-- START OF Material for this exercise --

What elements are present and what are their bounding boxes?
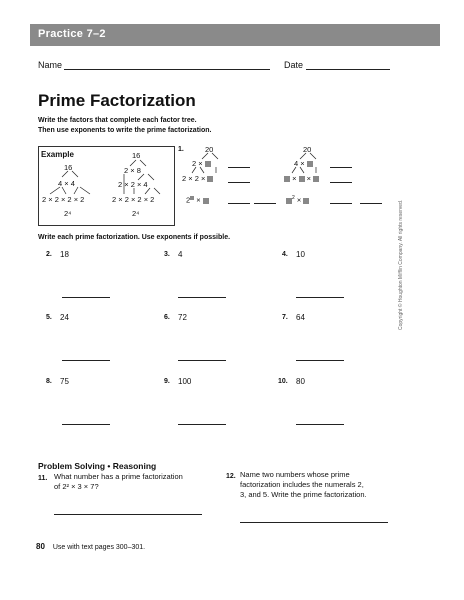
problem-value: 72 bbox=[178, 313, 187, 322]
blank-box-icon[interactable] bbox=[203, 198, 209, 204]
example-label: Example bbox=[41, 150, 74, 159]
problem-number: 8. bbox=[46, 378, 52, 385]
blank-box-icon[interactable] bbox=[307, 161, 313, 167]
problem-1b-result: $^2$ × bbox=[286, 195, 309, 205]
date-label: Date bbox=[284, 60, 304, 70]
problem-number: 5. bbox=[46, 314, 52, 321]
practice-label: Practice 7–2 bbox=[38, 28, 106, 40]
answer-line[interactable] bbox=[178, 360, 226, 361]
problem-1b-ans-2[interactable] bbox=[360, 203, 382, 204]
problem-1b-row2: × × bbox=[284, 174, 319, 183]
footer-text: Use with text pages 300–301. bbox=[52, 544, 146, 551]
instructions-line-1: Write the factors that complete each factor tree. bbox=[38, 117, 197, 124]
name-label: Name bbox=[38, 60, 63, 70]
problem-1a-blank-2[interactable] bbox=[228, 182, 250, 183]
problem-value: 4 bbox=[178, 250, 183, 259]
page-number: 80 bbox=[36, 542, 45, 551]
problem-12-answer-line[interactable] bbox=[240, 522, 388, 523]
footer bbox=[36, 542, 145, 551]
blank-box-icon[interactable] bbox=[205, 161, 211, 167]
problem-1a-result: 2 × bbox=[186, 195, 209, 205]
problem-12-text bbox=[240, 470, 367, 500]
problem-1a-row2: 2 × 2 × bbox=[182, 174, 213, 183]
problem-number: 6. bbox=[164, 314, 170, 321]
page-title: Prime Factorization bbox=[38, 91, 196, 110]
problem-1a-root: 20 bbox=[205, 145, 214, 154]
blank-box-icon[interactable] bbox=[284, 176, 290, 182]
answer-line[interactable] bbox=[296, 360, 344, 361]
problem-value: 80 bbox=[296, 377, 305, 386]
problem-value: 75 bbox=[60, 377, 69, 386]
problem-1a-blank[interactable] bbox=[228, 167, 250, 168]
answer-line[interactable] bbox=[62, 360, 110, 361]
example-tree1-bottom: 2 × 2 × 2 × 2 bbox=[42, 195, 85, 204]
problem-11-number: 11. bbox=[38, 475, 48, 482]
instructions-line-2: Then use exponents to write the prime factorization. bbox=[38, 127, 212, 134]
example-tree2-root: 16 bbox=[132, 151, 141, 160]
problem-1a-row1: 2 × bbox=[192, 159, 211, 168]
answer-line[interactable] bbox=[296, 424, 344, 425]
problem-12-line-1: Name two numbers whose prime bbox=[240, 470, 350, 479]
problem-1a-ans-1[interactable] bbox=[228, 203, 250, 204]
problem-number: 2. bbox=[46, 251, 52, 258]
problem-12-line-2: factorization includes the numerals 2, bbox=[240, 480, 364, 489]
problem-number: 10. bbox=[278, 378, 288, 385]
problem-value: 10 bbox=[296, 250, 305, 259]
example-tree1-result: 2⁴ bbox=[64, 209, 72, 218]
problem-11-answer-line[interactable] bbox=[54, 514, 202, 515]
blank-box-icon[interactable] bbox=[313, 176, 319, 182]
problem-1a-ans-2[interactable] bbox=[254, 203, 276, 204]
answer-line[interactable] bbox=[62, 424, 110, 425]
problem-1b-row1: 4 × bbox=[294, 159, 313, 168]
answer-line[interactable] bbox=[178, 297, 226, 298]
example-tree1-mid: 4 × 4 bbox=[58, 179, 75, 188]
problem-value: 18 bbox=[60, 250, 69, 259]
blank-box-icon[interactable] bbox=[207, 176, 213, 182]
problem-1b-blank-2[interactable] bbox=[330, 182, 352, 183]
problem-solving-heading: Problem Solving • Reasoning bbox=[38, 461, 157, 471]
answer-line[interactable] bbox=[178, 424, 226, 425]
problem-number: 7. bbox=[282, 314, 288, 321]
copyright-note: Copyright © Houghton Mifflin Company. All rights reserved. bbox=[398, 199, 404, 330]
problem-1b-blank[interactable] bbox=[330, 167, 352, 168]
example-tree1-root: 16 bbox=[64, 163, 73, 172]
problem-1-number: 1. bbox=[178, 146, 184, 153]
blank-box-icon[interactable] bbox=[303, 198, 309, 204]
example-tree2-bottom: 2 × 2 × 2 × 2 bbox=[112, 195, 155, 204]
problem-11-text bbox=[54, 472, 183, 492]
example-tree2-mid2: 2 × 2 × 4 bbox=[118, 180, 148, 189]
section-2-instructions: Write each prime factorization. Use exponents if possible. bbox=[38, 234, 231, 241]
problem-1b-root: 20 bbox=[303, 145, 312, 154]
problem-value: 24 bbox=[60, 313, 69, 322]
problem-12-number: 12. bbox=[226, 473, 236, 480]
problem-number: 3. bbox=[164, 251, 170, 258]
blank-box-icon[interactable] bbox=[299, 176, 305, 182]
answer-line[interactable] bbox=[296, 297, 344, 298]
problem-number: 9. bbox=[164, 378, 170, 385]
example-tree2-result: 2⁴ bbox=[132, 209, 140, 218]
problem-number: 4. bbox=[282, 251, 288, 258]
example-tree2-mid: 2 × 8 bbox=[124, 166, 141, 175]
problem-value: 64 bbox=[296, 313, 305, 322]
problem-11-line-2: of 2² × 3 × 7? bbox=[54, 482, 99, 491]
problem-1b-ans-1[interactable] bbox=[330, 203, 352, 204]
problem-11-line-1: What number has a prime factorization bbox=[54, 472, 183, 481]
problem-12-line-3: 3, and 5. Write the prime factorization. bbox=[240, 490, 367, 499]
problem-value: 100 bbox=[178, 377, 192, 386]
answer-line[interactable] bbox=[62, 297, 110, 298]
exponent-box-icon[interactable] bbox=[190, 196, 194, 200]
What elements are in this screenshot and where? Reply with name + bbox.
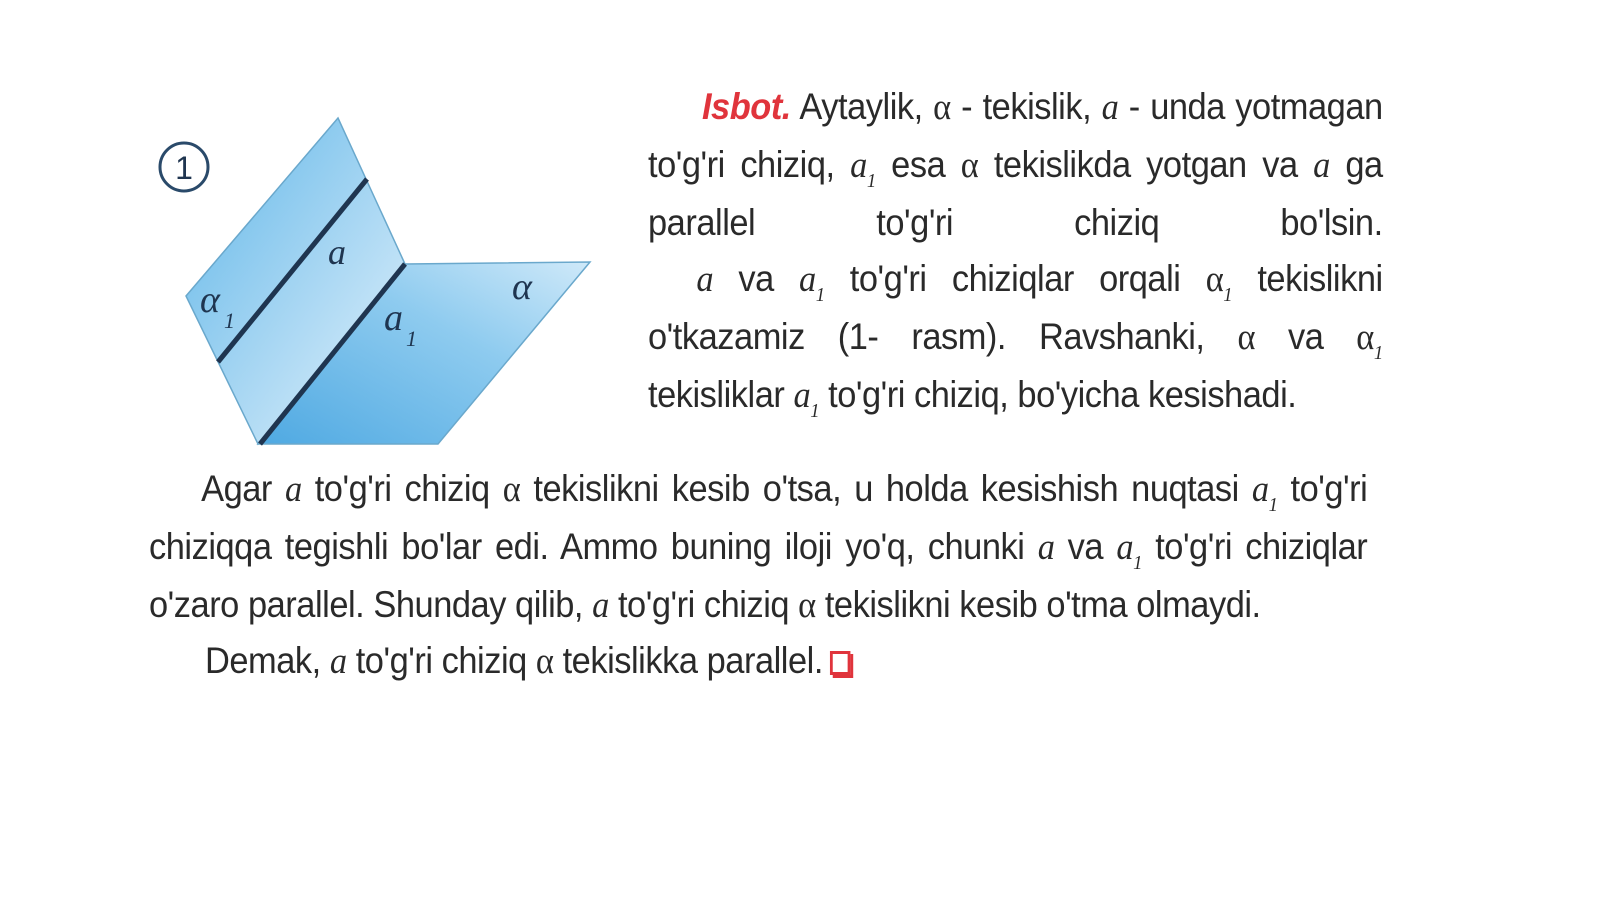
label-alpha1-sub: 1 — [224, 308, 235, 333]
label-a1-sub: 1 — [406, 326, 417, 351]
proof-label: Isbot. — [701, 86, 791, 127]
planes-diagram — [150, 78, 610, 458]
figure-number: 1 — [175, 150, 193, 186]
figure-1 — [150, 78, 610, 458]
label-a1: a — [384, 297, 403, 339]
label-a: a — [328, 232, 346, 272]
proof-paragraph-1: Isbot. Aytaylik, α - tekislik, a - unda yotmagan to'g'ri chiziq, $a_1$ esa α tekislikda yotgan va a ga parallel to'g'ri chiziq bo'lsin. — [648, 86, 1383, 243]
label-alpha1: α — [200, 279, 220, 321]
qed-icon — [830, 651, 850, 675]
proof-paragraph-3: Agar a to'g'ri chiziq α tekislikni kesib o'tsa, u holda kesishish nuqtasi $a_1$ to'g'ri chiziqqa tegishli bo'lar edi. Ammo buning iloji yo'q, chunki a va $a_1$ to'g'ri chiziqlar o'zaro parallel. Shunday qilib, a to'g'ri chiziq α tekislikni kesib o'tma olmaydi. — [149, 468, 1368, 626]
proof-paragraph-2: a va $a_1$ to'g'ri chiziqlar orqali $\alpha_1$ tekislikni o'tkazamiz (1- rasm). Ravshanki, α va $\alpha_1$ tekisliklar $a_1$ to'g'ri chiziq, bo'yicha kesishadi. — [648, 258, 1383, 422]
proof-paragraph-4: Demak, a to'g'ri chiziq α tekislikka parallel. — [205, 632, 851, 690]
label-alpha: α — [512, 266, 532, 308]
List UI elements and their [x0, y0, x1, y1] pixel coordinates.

-- END OF Material for this exercise --

◆ **Problem requirements**
Output every line of the records above word for word, with nothing altered. Leave out the pictures.

◆ **Solution for this exercise**
What elements are present and what are their bounding boxes?
problem-value: 72 bbox=[178, 313, 187, 322]
blank-box-icon[interactable] bbox=[203, 198, 209, 204]
example-label: Example bbox=[41, 150, 74, 159]
problem-number: 8. bbox=[46, 378, 52, 385]
blank-box-icon[interactable] bbox=[307, 161, 313, 167]
problem-1b-result: $^2$ × bbox=[286, 195, 309, 205]
date-label: Date bbox=[284, 60, 304, 70]
problem-number: 5. bbox=[46, 314, 52, 321]
practice-label: Practice 7–2 bbox=[38, 28, 106, 40]
answer-line[interactable] bbox=[178, 360, 226, 361]
problem-1b-ans-2[interactable] bbox=[360, 203, 382, 204]
problem-1b-row2: × × bbox=[284, 174, 319, 183]
footer-text: Use with text pages 300–301. bbox=[52, 544, 146, 551]
instructions-line-1: Write the factors that complete each factor tree. bbox=[38, 117, 197, 124]
name-label: Name bbox=[38, 60, 63, 70]
problem-1a-blank-2[interactable] bbox=[228, 182, 250, 183]
problem-value: 4 bbox=[178, 250, 183, 259]
page-number: 80 bbox=[36, 542, 45, 551]
problem-12-answer-line[interactable] bbox=[240, 522, 388, 523]
footer bbox=[36, 542, 145, 551]
blank-box-icon[interactable] bbox=[205, 161, 211, 167]
problem-1a-result: 2 × bbox=[186, 195, 209, 205]
problem-12-text bbox=[240, 470, 367, 500]
problem-1a-row2: 2 × 2 × bbox=[182, 174, 213, 183]
problem-number: 6. bbox=[164, 314, 170, 321]
page-title: Prime Factorization bbox=[38, 91, 196, 110]
problem-1a-root: 20 bbox=[205, 145, 214, 154]
blank-box-icon[interactable] bbox=[284, 176, 290, 182]
answer-line[interactable] bbox=[296, 360, 344, 361]
problem-value: 80 bbox=[296, 377, 305, 386]
problem-value: 75 bbox=[60, 377, 69, 386]
problem-1a-blank[interactable] bbox=[228, 167, 250, 168]
answer-line[interactable] bbox=[62, 360, 110, 361]
example-tree1-bottom: 2 × 2 × 2 × 2 bbox=[42, 195, 85, 204]
problem-11-number: 11. bbox=[38, 475, 48, 482]
instructions-line-2: Then use exponents to write the prime factorization. bbox=[38, 127, 212, 134]
example-tree2-root: 16 bbox=[132, 151, 141, 160]
problem-1a-row1: 2 × bbox=[192, 159, 211, 168]
answer-line[interactable] bbox=[296, 424, 344, 425]
problem-12-line-1: Name two numbers whose prime bbox=[240, 470, 350, 479]
problem-1a-ans-1[interactable] bbox=[228, 203, 250, 204]
problem-number: 2. bbox=[46, 251, 52, 258]
problem-12-line-2: factorization includes the numerals 2, bbox=[240, 480, 364, 489]
problem-number: 10. bbox=[278, 378, 288, 385]
problem-value: 10 bbox=[296, 250, 305, 259]
example-tree1-result: 2⁴ bbox=[64, 209, 72, 218]
problem-11-answer-line[interactable] bbox=[54, 514, 202, 515]
blank-box-icon[interactable] bbox=[313, 176, 319, 182]
problem-1a-ans-2[interactable] bbox=[254, 203, 276, 204]
answer-line[interactable] bbox=[62, 424, 110, 425]
problem-1b-row1: 4 × bbox=[294, 159, 313, 168]
answer-line[interactable] bbox=[178, 297, 226, 298]
example-tree1-mid: 4 × 4 bbox=[58, 179, 75, 188]
problem-value: 18 bbox=[60, 250, 69, 259]
blank-box-icon[interactable] bbox=[207, 176, 213, 182]
problem-1b-blank-2[interactable] bbox=[330, 182, 352, 183]
problem-solving-heading: Problem Solving • Reasoning bbox=[38, 461, 157, 471]
answer-line[interactable] bbox=[178, 424, 226, 425]
problem-number: 7. bbox=[282, 314, 288, 321]
copyright-note: Copyright © Houghton Mifflin Company. All rights reserved. bbox=[398, 199, 404, 330]
problem-1b-blank[interactable] bbox=[330, 167, 352, 168]
example-tree1-root: 16 bbox=[64, 163, 73, 172]
problem-1-number: 1. bbox=[178, 146, 184, 153]
blank-box-icon[interactable] bbox=[303, 198, 309, 204]
example-tree2-bottom: 2 × 2 × 2 × 2 bbox=[112, 195, 155, 204]
problem-11-text bbox=[54, 472, 183, 492]
example-tree2-mid2: 2 × 2 × 4 bbox=[118, 180, 148, 189]
section-2-instructions: Write each prime factorization. Use exponents if possible. bbox=[38, 234, 231, 241]
problem-1b-root: 20 bbox=[303, 145, 312, 154]
problem-value: 24 bbox=[60, 313, 69, 322]
problem-12-number: 12. bbox=[226, 473, 236, 480]
problem-number: 3. bbox=[164, 251, 170, 258]
blank-box-icon[interactable] bbox=[299, 176, 305, 182]
answer-line[interactable] bbox=[296, 297, 344, 298]
problem-number: 9. bbox=[164, 378, 170, 385]
example-tree2-result: 2⁴ bbox=[132, 209, 140, 218]
problem-number: 4. bbox=[282, 251, 288, 258]
example-tree2-mid: 2 × 8 bbox=[124, 166, 141, 175]
problem-value: 64 bbox=[296, 313, 305, 322]
problem-11-line-2: of 2² × 3 × 7? bbox=[54, 482, 99, 491]
problem-1b-ans-1[interactable] bbox=[330, 203, 352, 204]
problem-11-line-1: What number has a prime factorization bbox=[54, 472, 183, 481]
problem-12-line-3: 3, and 5. Write the prime factorization. bbox=[240, 490, 367, 499]
problem-value: 100 bbox=[178, 377, 192, 386]
answer-line[interactable] bbox=[62, 297, 110, 298]
exponent-box-icon[interactable] bbox=[190, 196, 194, 200]
What elements are in this screenshot and where? Reply with name + bbox.
label-alpha1-sub: 1 — [224, 308, 235, 333]
label-a1-sub: 1 — [406, 326, 417, 351]
proof-label: Isbot. — [701, 86, 791, 127]
planes-diagram — [150, 78, 610, 458]
figure-number: 1 — [175, 150, 193, 186]
figure-1 — [150, 78, 610, 458]
label-a1: a — [384, 297, 403, 339]
label-a: a — [328, 232, 346, 272]
proof-paragraph-1: Isbot. Aytaylik, α - tekislik, a - unda yotmagan to'g'ri chiziq, $a_1$ esa α tekislikda yotgan va a ga parallel to'g'ri chiziq bo'lsin. — [648, 86, 1383, 243]
label-alpha1: α — [200, 279, 220, 321]
qed-icon — [830, 651, 850, 675]
proof-paragraph-3: Agar a to'g'ri chiziq α tekislikni kesib o'tsa, u holda kesishish nuqtasi $a_1$ to'g'ri chiziqqa tegishli bo'lar edi. Ammo buning iloji yo'q, chunki a va $a_1$ to'g'ri chiziqlar o'zaro parallel. Shunday qilib, a to'g'ri chiziq α tekislikni kesib o'tma olmaydi. — [149, 468, 1368, 626]
proof-paragraph-2: a va $a_1$ to'g'ri chiziqlar orqali $\alpha_1$ tekislikni o'tkazamiz (1- rasm). Ravshanki, α va $\alpha_1$ tekisliklar $a_1$ to'g'ri chiziq, bo'yicha kesishadi. — [648, 258, 1383, 422]
proof-paragraph-4: Demak, a to'g'ri chiziq α tekislikka parallel. — [205, 632, 851, 690]
label-alpha: α — [512, 266, 532, 308]
List UI elements and their [x0, y0, x1, y1] pixel coordinates.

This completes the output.